--- TASK REQUIREMENTS ---
Rename "chat-list-item" to "conversation-item" everywhere it occurs in the listing below. Reproduce the listing with all other text unchanged.

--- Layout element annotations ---
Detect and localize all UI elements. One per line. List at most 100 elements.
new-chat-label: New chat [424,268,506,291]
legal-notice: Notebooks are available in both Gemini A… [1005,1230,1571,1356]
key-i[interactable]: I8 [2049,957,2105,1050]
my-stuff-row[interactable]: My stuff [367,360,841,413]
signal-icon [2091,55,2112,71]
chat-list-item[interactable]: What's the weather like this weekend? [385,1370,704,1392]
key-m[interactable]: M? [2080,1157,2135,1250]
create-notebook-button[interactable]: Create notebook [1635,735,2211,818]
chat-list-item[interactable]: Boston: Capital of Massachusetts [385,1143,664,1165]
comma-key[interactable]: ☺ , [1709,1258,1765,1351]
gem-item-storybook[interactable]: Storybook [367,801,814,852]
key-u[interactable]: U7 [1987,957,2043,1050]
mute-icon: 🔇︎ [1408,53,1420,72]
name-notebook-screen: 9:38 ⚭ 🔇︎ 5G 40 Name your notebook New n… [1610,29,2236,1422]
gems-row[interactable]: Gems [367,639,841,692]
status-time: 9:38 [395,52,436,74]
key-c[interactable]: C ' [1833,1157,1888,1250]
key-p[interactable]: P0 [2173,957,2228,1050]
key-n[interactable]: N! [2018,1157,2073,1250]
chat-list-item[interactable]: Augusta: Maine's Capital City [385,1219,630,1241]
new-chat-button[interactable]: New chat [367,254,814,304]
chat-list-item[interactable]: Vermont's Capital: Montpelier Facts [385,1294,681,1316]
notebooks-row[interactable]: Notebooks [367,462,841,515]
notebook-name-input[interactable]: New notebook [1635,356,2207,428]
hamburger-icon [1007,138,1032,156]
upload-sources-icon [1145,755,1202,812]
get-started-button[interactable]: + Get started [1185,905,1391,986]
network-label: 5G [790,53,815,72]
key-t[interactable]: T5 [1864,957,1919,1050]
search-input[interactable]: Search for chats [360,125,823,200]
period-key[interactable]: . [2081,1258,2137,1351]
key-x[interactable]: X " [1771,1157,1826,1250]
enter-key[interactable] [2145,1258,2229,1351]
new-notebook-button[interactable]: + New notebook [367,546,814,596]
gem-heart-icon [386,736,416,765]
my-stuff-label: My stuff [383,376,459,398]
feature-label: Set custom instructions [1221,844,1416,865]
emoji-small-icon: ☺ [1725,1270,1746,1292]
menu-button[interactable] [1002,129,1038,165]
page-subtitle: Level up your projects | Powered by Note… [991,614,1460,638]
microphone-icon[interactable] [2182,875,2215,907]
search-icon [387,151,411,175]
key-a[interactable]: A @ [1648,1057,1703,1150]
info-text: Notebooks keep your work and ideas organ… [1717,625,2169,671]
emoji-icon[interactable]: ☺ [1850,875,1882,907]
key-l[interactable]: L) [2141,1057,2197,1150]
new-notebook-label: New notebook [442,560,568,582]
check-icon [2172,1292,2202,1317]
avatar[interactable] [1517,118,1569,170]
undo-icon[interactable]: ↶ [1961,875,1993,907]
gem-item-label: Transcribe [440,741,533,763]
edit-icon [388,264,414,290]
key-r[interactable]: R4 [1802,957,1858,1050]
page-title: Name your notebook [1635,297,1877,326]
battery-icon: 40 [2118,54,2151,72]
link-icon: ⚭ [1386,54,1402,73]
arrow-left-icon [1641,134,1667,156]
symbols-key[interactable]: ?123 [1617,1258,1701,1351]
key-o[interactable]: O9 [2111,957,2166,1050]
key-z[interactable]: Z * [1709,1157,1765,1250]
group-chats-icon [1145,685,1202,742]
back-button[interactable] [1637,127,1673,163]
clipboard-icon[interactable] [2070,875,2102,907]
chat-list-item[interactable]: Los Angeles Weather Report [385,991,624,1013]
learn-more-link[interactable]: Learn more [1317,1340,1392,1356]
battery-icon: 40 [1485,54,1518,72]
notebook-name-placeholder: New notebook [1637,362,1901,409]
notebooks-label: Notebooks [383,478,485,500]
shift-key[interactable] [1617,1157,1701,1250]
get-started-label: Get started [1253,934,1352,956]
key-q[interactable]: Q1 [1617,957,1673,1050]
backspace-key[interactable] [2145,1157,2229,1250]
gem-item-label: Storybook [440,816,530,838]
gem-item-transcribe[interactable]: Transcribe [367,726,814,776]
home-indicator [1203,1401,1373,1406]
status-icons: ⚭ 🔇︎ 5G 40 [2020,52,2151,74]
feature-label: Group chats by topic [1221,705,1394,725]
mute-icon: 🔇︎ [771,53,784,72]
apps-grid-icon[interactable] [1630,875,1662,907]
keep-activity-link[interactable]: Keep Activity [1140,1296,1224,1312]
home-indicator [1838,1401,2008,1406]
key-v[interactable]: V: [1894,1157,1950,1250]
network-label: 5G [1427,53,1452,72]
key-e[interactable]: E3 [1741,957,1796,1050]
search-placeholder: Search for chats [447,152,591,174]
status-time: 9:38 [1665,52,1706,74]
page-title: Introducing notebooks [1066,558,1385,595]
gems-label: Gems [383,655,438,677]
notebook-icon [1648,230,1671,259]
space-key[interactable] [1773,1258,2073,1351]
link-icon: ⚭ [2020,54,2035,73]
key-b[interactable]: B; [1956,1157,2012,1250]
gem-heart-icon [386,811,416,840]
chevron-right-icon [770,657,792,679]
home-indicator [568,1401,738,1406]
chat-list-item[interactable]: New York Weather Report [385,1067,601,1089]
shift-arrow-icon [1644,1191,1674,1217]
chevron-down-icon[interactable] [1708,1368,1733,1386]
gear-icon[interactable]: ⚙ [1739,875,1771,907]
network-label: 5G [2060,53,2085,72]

--- SOLUTION FOR THIS TASK ---
Detect and localize all UI elements. One per line. List at most 100 elements.
new-chat-label: New chat [424,268,506,291]
legal-notice: Notebooks are available in both Gemini A… [1005,1230,1571,1356]
key-i[interactable]: I8 [2049,957,2105,1050]
my-stuff-row[interactable]: My stuff [367,360,841,413]
signal-icon [2091,55,2112,71]
conversation-item[interactable]: What's the weather like this weekend? [385,1370,704,1392]
key-m[interactable]: M? [2080,1157,2135,1250]
create-notebook-button[interactable]: Create notebook [1635,735,2211,818]
conversation-item[interactable]: Boston: Capital of Massachusetts [385,1143,664,1165]
comma-key[interactable]: ☺ , [1709,1258,1765,1351]
gem-item-storybook[interactable]: Storybook [367,801,814,852]
key-u[interactable]: U7 [1987,957,2043,1050]
mute-icon: 🔇︎ [1408,53,1420,72]
name-notebook-screen: 9:38 ⚭ 🔇︎ 5G 40 Name your notebook New n… [1610,29,2236,1422]
gems-row[interactable]: Gems [367,639,841,692]
status-time: 9:38 [395,52,436,74]
key-c[interactable]: C ' [1833,1157,1888,1250]
key-p[interactable]: P0 [2173,957,2228,1050]
key-n[interactable]: N! [2018,1157,2073,1250]
conversation-item[interactable]: Augusta: Maine's Capital City [385,1219,630,1241]
new-chat-button[interactable]: New chat [367,254,814,304]
conversation-item[interactable]: Vermont's Capital: Montpelier Facts [385,1294,681,1316]
notebooks-row[interactable]: Notebooks [367,462,841,515]
notebook-name-input[interactable]: New notebook [1635,356,2207,428]
hamburger-icon [1007,138,1032,156]
upload-sources-icon [1145,755,1202,812]
get-started-button[interactable]: + Get started [1185,905,1391,986]
network-label: 5G [790,53,815,72]
key-t[interactable]: T5 [1864,957,1919,1050]
search-input[interactable]: Search for chats [360,125,823,200]
period-key[interactable]: . [2081,1258,2137,1351]
key-x[interactable]: X " [1771,1157,1826,1250]
enter-key[interactable] [2145,1258,2229,1351]
new-notebook-button[interactable]: + New notebook [367,546,814,596]
gem-heart-icon [386,736,416,765]
my-stuff-label: My stuff [383,376,459,398]
feature-label: Set custom instructions [1221,844,1416,865]
emoji-small-icon: ☺ [1725,1270,1746,1292]
menu-button[interactable] [1002,129,1038,165]
page-subtitle: Level up your projects | Powered by Note… [991,614,1460,638]
microphone-icon[interactable] [2182,875,2215,907]
search-icon [387,151,411,175]
key-a[interactable]: A @ [1648,1057,1703,1150]
info-text: Notebooks keep your work and ideas organ… [1717,625,2169,671]
emoji-icon[interactable]: ☺ [1850,875,1882,907]
key-l[interactable]: L) [2141,1057,2197,1150]
new-notebook-label: New notebook [442,560,568,582]
check-icon [2172,1292,2202,1317]
avatar[interactable] [1517,118,1569,170]
undo-icon[interactable]: ↶ [1961,875,1993,907]
gem-item-label: Transcribe [440,741,533,763]
edit-icon [388,264,414,290]
key-r[interactable]: R4 [1802,957,1858,1050]
page-title: Name your notebook [1635,297,1877,326]
battery-icon: 40 [2118,54,2151,72]
link-icon: ⚭ [1386,54,1402,73]
arrow-left-icon [1641,134,1667,156]
symbols-key[interactable]: ?123 [1617,1258,1701,1351]
key-o[interactable]: O9 [2111,957,2166,1050]
key-z[interactable]: Z * [1709,1157,1765,1250]
group-chats-icon [1145,685,1202,742]
back-button[interactable] [1637,127,1673,163]
clipboard-icon[interactable] [2070,875,2102,907]
conversation-item[interactable]: Los Angeles Weather Report [385,991,624,1013]
learn-more-link[interactable]: Learn more [1317,1340,1392,1356]
battery-icon: 40 [1485,54,1518,72]
notebook-name-placeholder: New notebook [1637,362,1901,409]
notebooks-label: Notebooks [383,478,485,500]
shift-key[interactable] [1617,1157,1701,1250]
get-started-label: Get started [1253,934,1352,956]
key-q[interactable]: Q1 [1617,957,1673,1050]
backspace-key[interactable] [2145,1157,2229,1250]
gem-item-label: Storybook [440,816,530,838]
gem-item-transcribe[interactable]: Transcribe [367,726,814,776]
home-indicator [1203,1401,1373,1406]
status-icons: ⚭ 🔇︎ 5G 40 [2020,52,2151,74]
feature-label: Group chats by topic [1221,705,1394,725]
mute-icon: 🔇︎ [771,53,784,72]
apps-grid-icon[interactable] [1630,875,1662,907]
keep-activity-link[interactable]: Keep Activity [1140,1296,1224,1312]
home-indicator [1838,1401,2008,1406]
key-v[interactable]: V: [1894,1157,1950,1250]
network-label: 5G [1427,53,1452,72]
key-e[interactable]: E3 [1741,957,1796,1050]
search-placeholder: Search for chats [447,152,591,174]
status-time: 9:38 [1665,52,1706,74]
page-title: Introducing notebooks [1066,558,1385,595]
gems-label: Gems [383,655,438,677]
notebook-icon [1648,230,1671,259]
space-key[interactable] [1773,1258,2073,1351]
link-icon: ⚭ [2020,54,2035,73]
key-b[interactable]: B; [1956,1157,2012,1250]
gem-heart-icon [386,811,416,840]
chevron-right-icon [770,657,792,679]
home-indicator [568,1401,738,1406]
conversation-item[interactable]: New York Weather Report [385,1067,601,1089]
shift-arrow-icon [1644,1191,1674,1217]
chevron-down-icon[interactable] [1708,1368,1733,1386]
gear-icon[interactable]: ⚙ [1739,875,1771,907]
network-label: 5G [2060,53,2085,72]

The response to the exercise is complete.